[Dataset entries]

%%

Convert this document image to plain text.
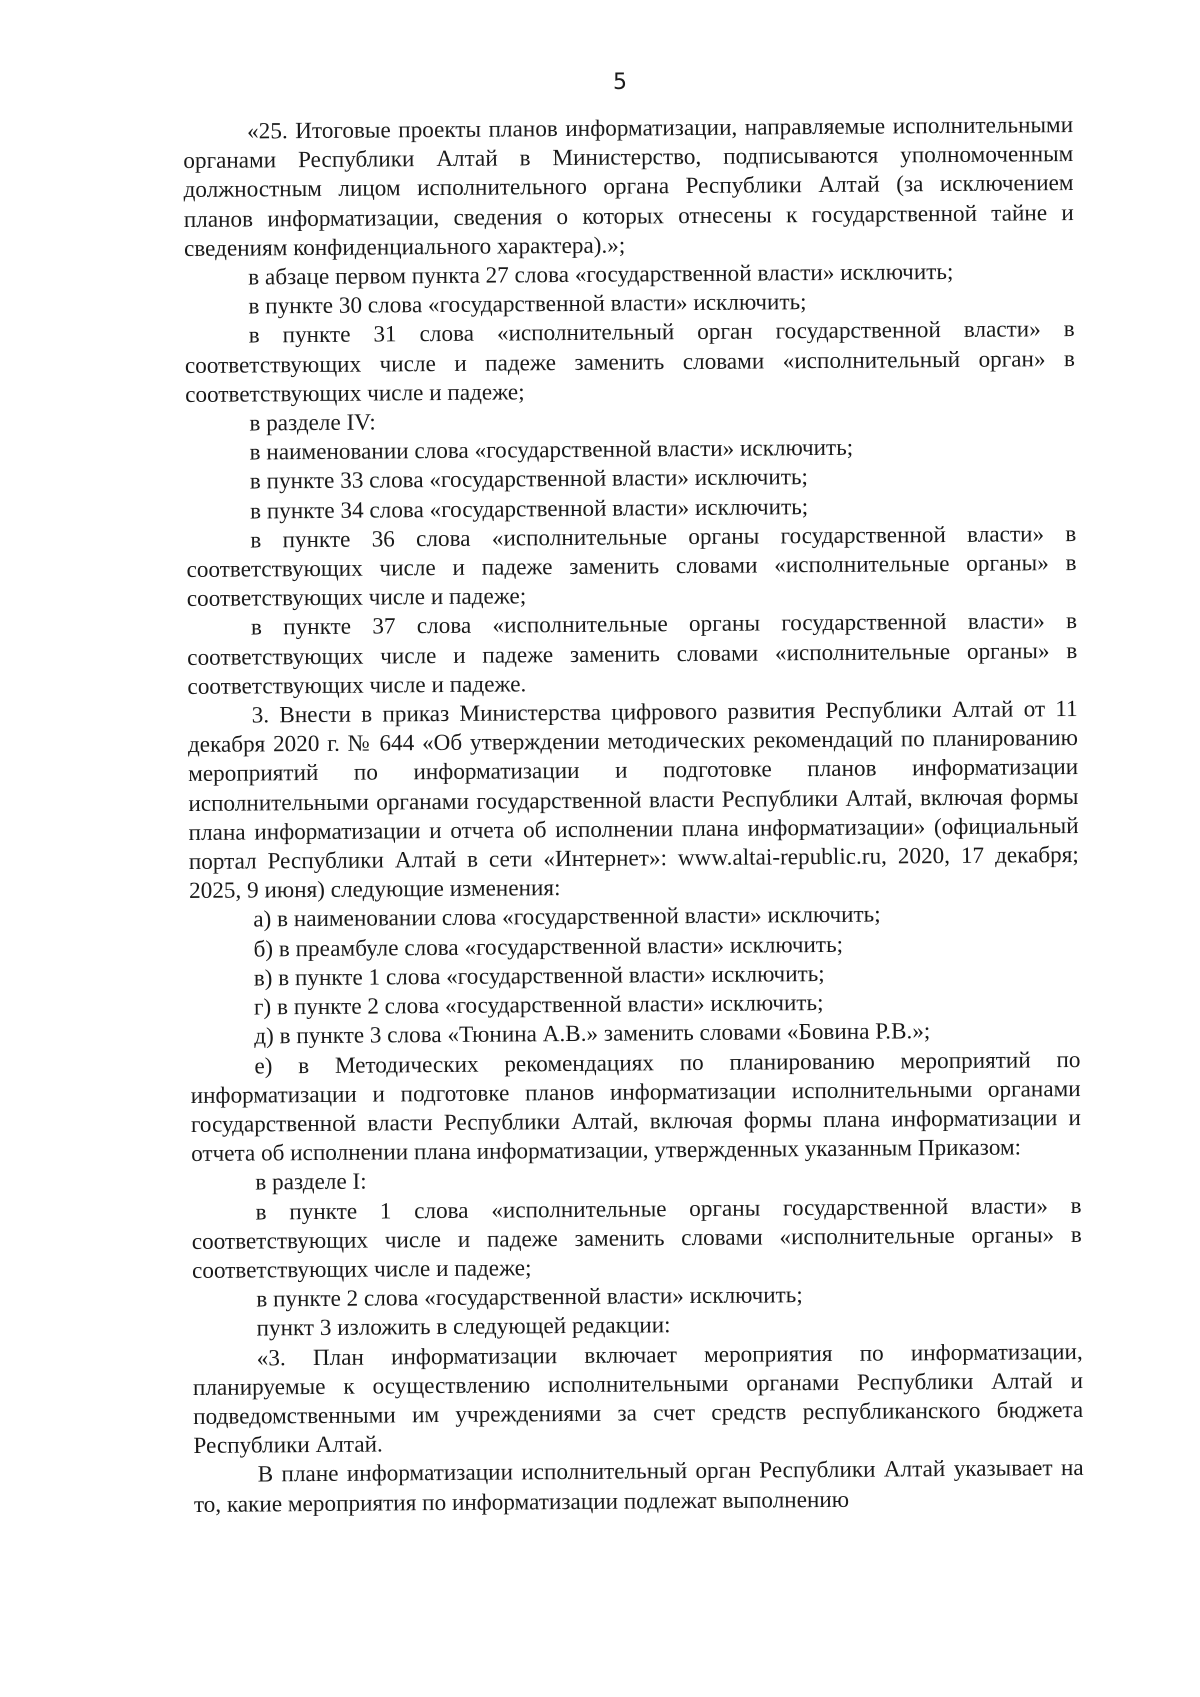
5

«25. Итоговые проекты планов информатизации, направляемые исполнительными органами Республики Алтай в Министерство, подписываются уполномоченным должностным лицом исполнительного органа Республики Алтай (за исключением планов информатизации, сведения о которых отнесены к государственной тайне и сведениям конфиденциального характера).»;

в абзаце первом пункта 27 слова «государственной власти» исключить;

в пункте 30 слова «государственной власти» исключить;

в пункте 31 слова «исполнительный орган государственной власти» в соответствующих числе и падеже заменить словами «исполнительный орган» в соответствующих числе и падеже;

в разделе IV:

в наименовании слова «государственной власти» исключить;

в пункте 33 слова «государственной власти» исключить;

в пункте 34 слова «государственной власти» исключить;

в пункте 36 слова «исполнительные органы государственной власти» в соответствующих числе и падеже заменить словами «исполнительные органы» в соответствующих числе и падеже;

в пункте 37 слова «исполнительные органы государственной власти» в соответствующих числе и падеже заменить словами «исполнительные органы» в соответствующих числе и падеже.

3. Внести в приказ Министерства цифрового развития Республики Алтай от 11 декабря 2020 г. № 644 «Об утверждении методических рекомендаций по планированию мероприятий по информатизации и подготовке планов информатизации исполнительными органами государственной власти Республики Алтай, включая формы плана информатизации и отчета об исполнении плана информатизации» (официальный портал Республики Алтай в сети «Интернет»: www.altai-republic.ru, 2020, 17 декабря; 2025, 9 июня) следующие изменения:

а) в наименовании слова «государственной власти» исключить;

б) в преамбуле слова «государственной власти» исключить;

в) в пункте 1 слова «государственной власти» исключить;

г) в пункте 2 слова «государственной власти» исключить;

д) в пункте 3 слова «Тюнина А.В.» заменить словами «Бовина Р.В.»;

е) в Методических рекомендациях по планированию мероприятий по информатизации и подготовке планов информатизации исполнительными органами государственной власти Республики Алтай, включая формы плана информатизации и отчета об исполнении плана информатизации, утвержденных указанным Приказом:

в разделе I:

в пункте 1 слова «исполнительные органы государственной власти» в соответствующих числе и падеже заменить словами «исполнительные органы» в соответствующих числе и падеже;

в пункте 2 слова «государственной власти» исключить;

пункт 3 изложить в следующей редакции:

«3. План информатизации включает мероприятия по информатизации, планируемые к осуществлению исполнительными органами Республики Алтай и подведомственными им учреждениями за счет средств республиканского бюджета Республики Алтай.

В плане информатизации исполнительный орган Республики Алтай указывает на то, какие мероприятия по информатизации подлежат выполнению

%%

DO THIS:
Repeat all the data as it stands, dropping any images it holds.

EXPECTED ANSWER:
Convert this document image to plain text.
5

«25. Итоговые проекты планов информатизации, направляемые исполнительными органами Республики Алтай в Министерство, подписываются уполномоченным должностным лицом исполнительного органа Республики Алтай (за исключением планов информатизации, сведения о которых отнесены к государственной тайне и сведениям конфиденциального характера).»;

в абзаце первом пункта 27 слова «государственной власти» исключить;

в пункте 30 слова «государственной власти» исключить;

в пункте 31 слова «исполнительный орган государственной власти» в соответствующих числе и падеже заменить словами «исполнительный орган» в соответствующих числе и падеже;

в разделе IV:

в наименовании слова «государственной власти» исключить;

в пункте 33 слова «государственной власти» исключить;

в пункте 34 слова «государственной власти» исключить;

в пункте 36 слова «исполнительные органы государственной власти» в соответствующих числе и падеже заменить словами «исполнительные органы» в соответствующих числе и падеже;

в пункте 37 слова «исполнительные органы государственной власти» в соответствующих числе и падеже заменить словами «исполнительные органы» в соответствующих числе и падеже.

3. Внести в приказ Министерства цифрового развития Республики Алтай от 11 декабря 2020 г. № 644 «Об утверждении методических рекомендаций по планированию мероприятий по информатизации и подготовке планов информатизации исполнительными органами государственной власти Республики Алтай, включая формы плана информатизации и отчета об исполнении плана информатизации» (официальный портал Республики Алтай в сети «Интернет»: www.altai-republic.ru, 2020, 17 декабря; 2025, 9 июня) следующие изменения:

а) в наименовании слова «государственной власти» исключить;

б) в преамбуле слова «государственной власти» исключить;

в) в пункте 1 слова «государственной власти» исключить;

г) в пункте 2 слова «государственной власти» исключить;

д) в пункте 3 слова «Тюнина А.В.» заменить словами «Бовина Р.В.»;

е) в Методических рекомендациях по планированию мероприятий по информатизации и подготовке планов информатизации исполнительными органами государственной власти Республики Алтай, включая формы плана информатизации и отчета об исполнении плана информатизации, утвержденных указанным Приказом:

в разделе I:

в пункте 1 слова «исполнительные органы государственной власти» в соответствующих числе и падеже заменить словами «исполнительные органы» в соответствующих числе и падеже;

в пункте 2 слова «государственной власти» исключить;

пункт 3 изложить в следующей редакции:

«3. План информатизации включает мероприятия по информатизации, планируемые к осуществлению исполнительными органами Республики Алтай и подведомственными им учреждениями за счет средств республиканского бюджета Республики Алтай.

В плане информатизации исполнительный орган Республики Алтай указывает на то, какие мероприятия по информатизации подлежат выполнению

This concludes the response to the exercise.